EXERCISE INSTRUCTIONS - You are to retype all of the data exactly as it appears.

━━━ SOURCE MATERIAL

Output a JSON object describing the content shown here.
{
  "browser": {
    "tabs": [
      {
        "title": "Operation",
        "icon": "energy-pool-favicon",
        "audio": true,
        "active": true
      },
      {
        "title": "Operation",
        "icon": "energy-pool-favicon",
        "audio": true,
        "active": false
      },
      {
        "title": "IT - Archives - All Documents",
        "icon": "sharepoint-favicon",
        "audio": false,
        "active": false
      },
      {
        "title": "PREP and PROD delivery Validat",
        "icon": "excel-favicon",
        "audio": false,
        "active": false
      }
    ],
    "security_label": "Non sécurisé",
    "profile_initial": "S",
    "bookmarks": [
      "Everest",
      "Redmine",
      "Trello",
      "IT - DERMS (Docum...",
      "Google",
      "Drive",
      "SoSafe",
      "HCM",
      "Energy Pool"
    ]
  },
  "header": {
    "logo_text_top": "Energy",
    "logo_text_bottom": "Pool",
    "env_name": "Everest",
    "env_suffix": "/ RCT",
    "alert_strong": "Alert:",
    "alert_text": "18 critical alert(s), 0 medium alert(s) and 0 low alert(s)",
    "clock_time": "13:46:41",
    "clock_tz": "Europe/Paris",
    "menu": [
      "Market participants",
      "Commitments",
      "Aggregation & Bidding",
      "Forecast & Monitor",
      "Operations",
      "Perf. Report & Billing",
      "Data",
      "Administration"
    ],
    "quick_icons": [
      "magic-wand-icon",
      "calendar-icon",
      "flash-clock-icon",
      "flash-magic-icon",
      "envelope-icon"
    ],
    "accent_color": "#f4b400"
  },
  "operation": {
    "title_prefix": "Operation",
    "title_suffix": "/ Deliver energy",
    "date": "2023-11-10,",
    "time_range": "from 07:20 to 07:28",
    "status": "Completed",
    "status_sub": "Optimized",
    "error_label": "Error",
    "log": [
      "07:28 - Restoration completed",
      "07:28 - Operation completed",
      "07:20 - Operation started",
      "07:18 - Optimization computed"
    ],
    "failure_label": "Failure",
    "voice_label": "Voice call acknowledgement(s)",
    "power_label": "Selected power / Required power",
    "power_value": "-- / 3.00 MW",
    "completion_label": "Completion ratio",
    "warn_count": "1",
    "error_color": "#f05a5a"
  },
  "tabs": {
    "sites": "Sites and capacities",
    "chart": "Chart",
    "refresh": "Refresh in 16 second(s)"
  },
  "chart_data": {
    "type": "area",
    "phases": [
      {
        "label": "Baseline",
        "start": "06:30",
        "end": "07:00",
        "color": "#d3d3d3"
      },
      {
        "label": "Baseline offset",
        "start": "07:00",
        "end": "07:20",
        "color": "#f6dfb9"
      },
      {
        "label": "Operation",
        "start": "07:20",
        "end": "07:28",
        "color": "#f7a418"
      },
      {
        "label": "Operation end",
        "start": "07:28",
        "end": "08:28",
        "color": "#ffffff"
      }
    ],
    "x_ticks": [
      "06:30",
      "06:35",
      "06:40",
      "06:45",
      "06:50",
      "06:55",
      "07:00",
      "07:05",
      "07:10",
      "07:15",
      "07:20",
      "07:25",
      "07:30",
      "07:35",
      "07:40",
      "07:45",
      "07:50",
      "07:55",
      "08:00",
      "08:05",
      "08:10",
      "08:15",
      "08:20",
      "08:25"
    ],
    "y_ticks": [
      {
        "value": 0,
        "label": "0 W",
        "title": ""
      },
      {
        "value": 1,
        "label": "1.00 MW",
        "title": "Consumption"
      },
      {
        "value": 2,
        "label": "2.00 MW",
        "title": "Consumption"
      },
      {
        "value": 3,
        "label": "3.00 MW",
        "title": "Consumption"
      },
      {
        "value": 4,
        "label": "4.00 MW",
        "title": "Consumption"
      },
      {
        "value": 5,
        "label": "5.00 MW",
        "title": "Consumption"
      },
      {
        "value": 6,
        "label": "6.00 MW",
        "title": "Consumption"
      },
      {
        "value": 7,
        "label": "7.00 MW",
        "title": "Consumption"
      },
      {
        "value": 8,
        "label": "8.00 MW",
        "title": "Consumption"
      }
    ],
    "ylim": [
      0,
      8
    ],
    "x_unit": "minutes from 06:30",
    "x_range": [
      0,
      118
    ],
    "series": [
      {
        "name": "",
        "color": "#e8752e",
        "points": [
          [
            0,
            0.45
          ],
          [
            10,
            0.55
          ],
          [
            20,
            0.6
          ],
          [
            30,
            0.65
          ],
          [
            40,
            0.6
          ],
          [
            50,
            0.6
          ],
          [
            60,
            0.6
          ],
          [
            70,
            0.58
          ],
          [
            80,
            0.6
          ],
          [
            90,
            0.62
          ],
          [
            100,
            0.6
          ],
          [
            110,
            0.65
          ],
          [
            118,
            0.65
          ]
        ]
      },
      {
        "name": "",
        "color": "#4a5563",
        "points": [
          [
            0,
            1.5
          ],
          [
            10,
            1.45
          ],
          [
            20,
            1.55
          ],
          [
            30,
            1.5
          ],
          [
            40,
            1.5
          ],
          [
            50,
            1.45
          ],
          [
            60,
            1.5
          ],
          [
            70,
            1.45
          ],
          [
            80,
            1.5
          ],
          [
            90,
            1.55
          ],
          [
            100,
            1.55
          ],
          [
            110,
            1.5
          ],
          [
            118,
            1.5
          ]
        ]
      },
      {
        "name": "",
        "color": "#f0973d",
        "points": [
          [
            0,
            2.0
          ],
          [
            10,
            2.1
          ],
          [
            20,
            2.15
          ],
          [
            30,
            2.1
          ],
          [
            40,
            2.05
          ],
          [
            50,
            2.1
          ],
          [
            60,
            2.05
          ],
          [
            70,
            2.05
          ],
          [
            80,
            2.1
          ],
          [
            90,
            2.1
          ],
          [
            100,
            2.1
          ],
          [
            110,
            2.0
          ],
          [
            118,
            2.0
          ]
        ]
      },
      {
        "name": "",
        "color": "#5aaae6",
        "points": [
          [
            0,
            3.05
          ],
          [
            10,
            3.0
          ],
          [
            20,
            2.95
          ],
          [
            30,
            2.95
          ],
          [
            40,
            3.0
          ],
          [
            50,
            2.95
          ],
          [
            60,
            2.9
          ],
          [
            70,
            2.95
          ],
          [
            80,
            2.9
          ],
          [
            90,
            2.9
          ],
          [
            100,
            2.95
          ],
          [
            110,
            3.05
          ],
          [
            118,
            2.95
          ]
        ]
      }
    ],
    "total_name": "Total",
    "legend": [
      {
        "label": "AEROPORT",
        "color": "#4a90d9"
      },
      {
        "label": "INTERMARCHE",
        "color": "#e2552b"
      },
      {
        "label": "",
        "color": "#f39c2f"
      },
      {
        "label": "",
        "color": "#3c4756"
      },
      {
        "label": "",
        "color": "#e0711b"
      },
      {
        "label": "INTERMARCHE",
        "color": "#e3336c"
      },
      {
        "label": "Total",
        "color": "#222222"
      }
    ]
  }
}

━━━━━━

EXERCISE ANSWER -
Output a JSON object describing the content shown here.
{
  "browser": {
    "tabs": [
      {
        "title": "Operation",
        "icon": "energy-pool-favicon",
        "audio": true,
        "active": true
      },
      {
        "title": "Operation",
        "icon": "energy-pool-favicon",
        "audio": true,
        "active": false
      },
      {
        "title": "IT - Archives - All Documents",
        "icon": "sharepoint-favicon",
        "audio": false,
        "active": false
      },
      {
        "title": "PREP and PROD delivery Validat",
        "icon": "excel-favicon",
        "audio": false,
        "active": false
      }
    ],
    "security_label": "Non sécurisé",
    "profile_initial": "S",
    "bookmarks": [
      "Everest",
      "Redmine",
      "Trello",
      "IT - DERMS (Docum...",
      "Google",
      "Drive",
      "SoSafe",
      "HCM",
      "Energy Pool"
    ]
  },
  "header": {
    "logo_text_top": "Energy",
    "logo_text_bottom": "Pool",
    "env_name": "Everest",
    "env_suffix": "/ RCT",
    "alert_strong": "Alert:",
    "alert_text": "18 critical alert(s), 0 medium alert(s) and 0 low alert(s)",
    "clock_time": "13:46:41",
    "clock_tz": "Europe/Paris",
    "menu": [
      "Market participants",
      "Commitments",
      "Aggregation & Bidding",
      "Forecast & Monitor",
      "Operations",
      "Perf. Report & Billing",
      "Data",
      "Administration"
    ],
    "quick_icons": [
      "magic-wand-icon",
      "calendar-icon",
      "flash-clock-icon",
      "flash-magic-icon",
      "envelope-icon"
    ],
    "accent_color": "#f4b400"
  },
  "operation": {
    "title_prefix": "Operation",
    "title_suffix": "/ Deliver energy",
    "date": "2023-11-10,",
    "time_range": "from 07:20 to 07:28",
    "status": "Completed",
    "status_sub": "Optimized",
    "error_label": "Error",
    "log": [
      "07:28 - Restoration completed",
      "07:28 - Operation completed",
      "07:20 - Operation started",
      "07:18 - Optimization computed"
    ],
    "failure_label": "Failure",
    "voice_label": "Voice call acknowledgement(s)",
    "power_label": "Selected power / Required power",
    "power_value": "-- / 3.00 MW",
    "completion_label": "Completion ratio",
    "warn_count": "1",
    "error_color": "#f05a5a"
  },
  "tabs": {
    "sites": "Sites and capacities",
    "chart": "Chart",
    "refresh": "Refresh in 16 second(s)"
  },
  "chart_data": {
    "type": "area",
    "phases": [
      {
        "label": "Baseline",
        "start": "06:30",
        "end": "07:00",
        "color": "#d3d3d3"
      },
      {
        "label": "Baseline offset",
        "start": "07:00",
        "end": "07:20",
        "color": "#f6dfb9"
      },
      {
        "label": "Operation",
        "start": "07:20",
        "end": "07:28",
        "color": "#f7a418"
      },
      {
        "label": "Operation end",
        "start": "07:28",
        "end": "08:28",
        "color": "#ffffff"
      }
    ],
    "x_ticks": [
      "06:30",
      "06:35",
      "06:40",
      "06:45",
      "06:50",
      "06:55",
      "07:00",
      "07:05",
      "07:10",
      "07:15",
      "07:20",
      "07:25",
      "07:30",
      "07:35",
      "07:40",
      "07:45",
      "07:50",
      "07:55",
      "08:00",
      "08:05",
      "08:10",
      "08:15",
      "08:20",
      "08:25"
    ],
    "y_ticks": [
      {
        "value": 0,
        "label": "0 W",
        "title": ""
      },
      {
        "value": 1,
        "label": "1.00 MW",
        "title": "Consumption"
      },
      {
        "value": 2,
        "label": "2.00 MW",
        "title": "Consumption"
      },
      {
        "value": 3,
        "label": "3.00 MW",
        "title": "Consumption"
      },
      {
        "value": 4,
        "label": "4.00 MW",
        "title": "Consumption"
      },
      {
        "value": 5,
        "label": "5.00 MW",
        "title": "Consumption"
      },
      {
        "value": 6,
        "label": "6.00 MW",
        "title": "Consumption"
      },
      {
        "value": 7,
        "label": "7.00 MW",
        "title": "Consumption"
      },
      {
        "value": 8,
        "label": "8.00 MW",
        "title": "Consumption"
      }
    ],
    "ylim": [
      0,
      8
    ],
    "x_unit": "minutes from 06:30",
    "x_range": [
      0,
      118
    ],
    "series": [
      {
        "name": "",
        "color": "#e8752e",
        "points": [
          [
            0,
            0.45
          ],
          [
            10,
            0.55
          ],
          [
            20,
            0.6
          ],
          [
            30,
            0.65
          ],
          [
            40,
            0.6
          ],
          [
            50,
            0.6
          ],
          [
            60,
            0.6
          ],
          [
            70,
            0.58
          ],
          [
            80,
            0.6
          ],
          [
            90,
            0.62
          ],
          [
            100,
            0.6
          ],
          [
            110,
            0.65
          ],
          [
            118,
            0.65
          ]
        ]
      },
      {
        "name": "",
        "color": "#4a5563",
        "points": [
          [
            0,
            1.5
          ],
          [
            10,
            1.45
          ],
          [
            20,
            1.55
          ],
          [
            30,
            1.5
          ],
          [
            40,
            1.5
          ],
          [
            50,
            1.45
          ],
          [
            60,
            1.5
          ],
          [
            70,
            1.45
          ],
          [
            80,
            1.5
          ],
          [
            90,
            1.55
          ],
          [
            100,
            1.55
          ],
          [
            110,
            1.5
          ],
          [
            118,
            1.5
          ]
        ]
      },
      {
        "name": "",
        "color": "#f0973d",
        "points": [
          [
            0,
            2.0
          ],
          [
            10,
            2.1
          ],
          [
            20,
            2.15
          ],
          [
            30,
            2.1
          ],
          [
            40,
            2.05
          ],
          [
            50,
            2.1
          ],
          [
            60,
            2.05
          ],
          [
            70,
            2.05
          ],
          [
            80,
            2.1
          ],
          [
            90,
            2.1
          ],
          [
            100,
            2.1
          ],
          [
            110,
            2.0
          ],
          [
            118,
            2.0
          ]
        ]
      },
      {
        "name": "",
        "color": "#5aaae6",
        "points": [
          [
            0,
            3.05
          ],
          [
            10,
            3.0
          ],
          [
            20,
            2.95
          ],
          [
            30,
            2.95
          ],
          [
            40,
            3.0
          ],
          [
            50,
            2.95
          ],
          [
            60,
            2.9
          ],
          [
            70,
            2.95
          ],
          [
            80,
            2.9
          ],
          [
            90,
            2.9
          ],
          [
            100,
            2.95
          ],
          [
            110,
            3.05
          ],
          [
            118,
            2.95
          ]
        ]
      }
    ],
    "total_name": "Total",
    "legend": [
      {
        "label": "AEROPORT",
        "color": "#4a90d9"
      },
      {
        "label": "INTERMARCHE",
        "color": "#e2552b"
      },
      {
        "label": "",
        "color": "#f39c2f"
      },
      {
        "label": "",
        "color": "#3c4756"
      },
      {
        "label": "",
        "color": "#e0711b"
      },
      {
        "label": "INTERMARCHE",
        "color": "#e3336c"
      },
      {
        "label": "Total",
        "color": "#222222"
      }
    ]
  }
}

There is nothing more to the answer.